** Stated problem **
Write out all of the data without omission, exactly as shown.

(Items from a data source)
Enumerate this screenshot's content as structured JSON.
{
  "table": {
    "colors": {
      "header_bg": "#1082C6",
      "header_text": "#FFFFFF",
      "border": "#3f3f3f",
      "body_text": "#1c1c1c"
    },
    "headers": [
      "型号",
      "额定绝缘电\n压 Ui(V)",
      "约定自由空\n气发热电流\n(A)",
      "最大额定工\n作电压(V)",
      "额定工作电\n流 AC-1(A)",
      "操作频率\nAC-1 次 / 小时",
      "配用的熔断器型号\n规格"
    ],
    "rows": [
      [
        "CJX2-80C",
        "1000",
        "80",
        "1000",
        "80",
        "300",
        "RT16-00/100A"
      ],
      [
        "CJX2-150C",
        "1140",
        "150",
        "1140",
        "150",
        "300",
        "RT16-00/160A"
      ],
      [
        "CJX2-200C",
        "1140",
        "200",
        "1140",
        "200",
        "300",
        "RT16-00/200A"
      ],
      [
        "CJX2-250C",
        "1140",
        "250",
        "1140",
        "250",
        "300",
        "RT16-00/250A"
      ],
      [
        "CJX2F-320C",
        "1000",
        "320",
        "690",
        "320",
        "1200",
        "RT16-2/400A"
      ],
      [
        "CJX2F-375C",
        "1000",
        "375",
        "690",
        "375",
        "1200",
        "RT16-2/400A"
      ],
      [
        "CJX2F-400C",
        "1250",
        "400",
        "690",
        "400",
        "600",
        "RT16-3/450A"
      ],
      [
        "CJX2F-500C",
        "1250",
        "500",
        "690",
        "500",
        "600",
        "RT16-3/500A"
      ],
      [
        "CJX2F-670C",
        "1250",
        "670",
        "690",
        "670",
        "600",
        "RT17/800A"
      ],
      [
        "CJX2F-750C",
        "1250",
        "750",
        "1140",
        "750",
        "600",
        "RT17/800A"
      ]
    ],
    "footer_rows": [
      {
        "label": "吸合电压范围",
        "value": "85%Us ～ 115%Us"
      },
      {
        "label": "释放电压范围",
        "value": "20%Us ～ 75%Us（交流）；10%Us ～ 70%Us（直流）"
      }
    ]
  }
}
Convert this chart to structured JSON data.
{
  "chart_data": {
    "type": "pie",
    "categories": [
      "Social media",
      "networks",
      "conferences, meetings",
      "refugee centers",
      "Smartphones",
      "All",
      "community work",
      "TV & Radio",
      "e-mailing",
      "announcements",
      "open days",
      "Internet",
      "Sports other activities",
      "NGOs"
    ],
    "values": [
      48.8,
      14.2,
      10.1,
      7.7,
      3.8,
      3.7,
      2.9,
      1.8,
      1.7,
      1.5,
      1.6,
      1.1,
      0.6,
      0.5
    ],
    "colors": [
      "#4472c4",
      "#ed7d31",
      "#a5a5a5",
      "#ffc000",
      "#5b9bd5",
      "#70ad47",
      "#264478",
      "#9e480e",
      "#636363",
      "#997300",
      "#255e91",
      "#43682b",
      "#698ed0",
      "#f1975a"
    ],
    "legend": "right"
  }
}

** Response to this task **
Enumerate this screenshot's content as structured JSON.
{
  "table": {
    "colors": {
      "header_bg": "#1082C6",
      "header_text": "#FFFFFF",
      "border": "#3f3f3f",
      "body_text": "#1c1c1c"
    },
    "headers": [
      "型号",
      "额定绝缘电\n压 Ui(V)",
      "约定自由空\n气发热电流\n(A)",
      "最大额定工\n作电压(V)",
      "额定工作电\n流 AC-1(A)",
      "操作频率\nAC-1 次 / 小时",
      "配用的熔断器型号\n规格"
    ],
    "rows": [
      [
        "CJX2-80C",
        "1000",
        "80",
        "1000",
        "80",
        "300",
        "RT16-00/100A"
      ],
      [
        "CJX2-150C",
        "1140",
        "150",
        "1140",
        "150",
        "300",
        "RT16-00/160A"
      ],
      [
        "CJX2-200C",
        "1140",
        "200",
        "1140",
        "200",
        "300",
        "RT16-00/200A"
      ],
      [
        "CJX2-250C",
        "1140",
        "250",
        "1140",
        "250",
        "300",
        "RT16-00/250A"
      ],
      [
        "CJX2F-320C",
        "1000",
        "320",
        "690",
        "320",
        "1200",
        "RT16-2/400A"
      ],
      [
        "CJX2F-375C",
        "1000",
        "375",
        "690",
        "375",
        "1200",
        "RT16-2/400A"
      ],
      [
        "CJX2F-400C",
        "1250",
        "400",
        "690",
        "400",
        "600",
        "RT16-3/450A"
      ],
      [
        "CJX2F-500C",
        "1250",
        "500",
        "690",
        "500",
        "600",
        "RT16-3/500A"
      ],
      [
        "CJX2F-670C",
        "1250",
        "670",
        "690",
        "670",
        "600",
        "RT17/800A"
      ],
      [
        "CJX2F-750C",
        "1250",
        "750",
        "1140",
        "750",
        "600",
        "RT17/800A"
      ]
    ],
    "footer_rows": [
      {
        "label": "吸合电压范围",
        "value": "85%Us ～ 115%Us"
      },
      {
        "label": "释放电压范围",
        "value": "20%Us ～ 75%Us（交流）；10%Us ～ 70%Us（直流）"
      }
    ]
  }
}
Convert this chart to structured JSON data.
{
  "chart_data": {
    "type": "pie",
    "categories": [
      "Social media",
      "networks",
      "conferences, meetings",
      "refugee centers",
      "Smartphones",
      "All",
      "community work",
      "TV & Radio",
      "e-mailing",
      "announcements",
      "open days",
      "Internet",
      "Sports other activities",
      "NGOs"
    ],
    "values": [
      48.8,
      14.2,
      10.1,
      7.7,
      3.8,
      3.7,
      2.9,
      1.8,
      1.7,
      1.5,
      1.6,
      1.1,
      0.6,
      0.5
    ],
    "colors": [
      "#4472c4",
      "#ed7d31",
      "#a5a5a5",
      "#ffc000",
      "#5b9bd5",
      "#70ad47",
      "#264478",
      "#9e480e",
      "#636363",
      "#997300",
      "#255e91",
      "#43682b",
      "#698ed0",
      "#f1975a"
    ],
    "legend": "right"
  }
}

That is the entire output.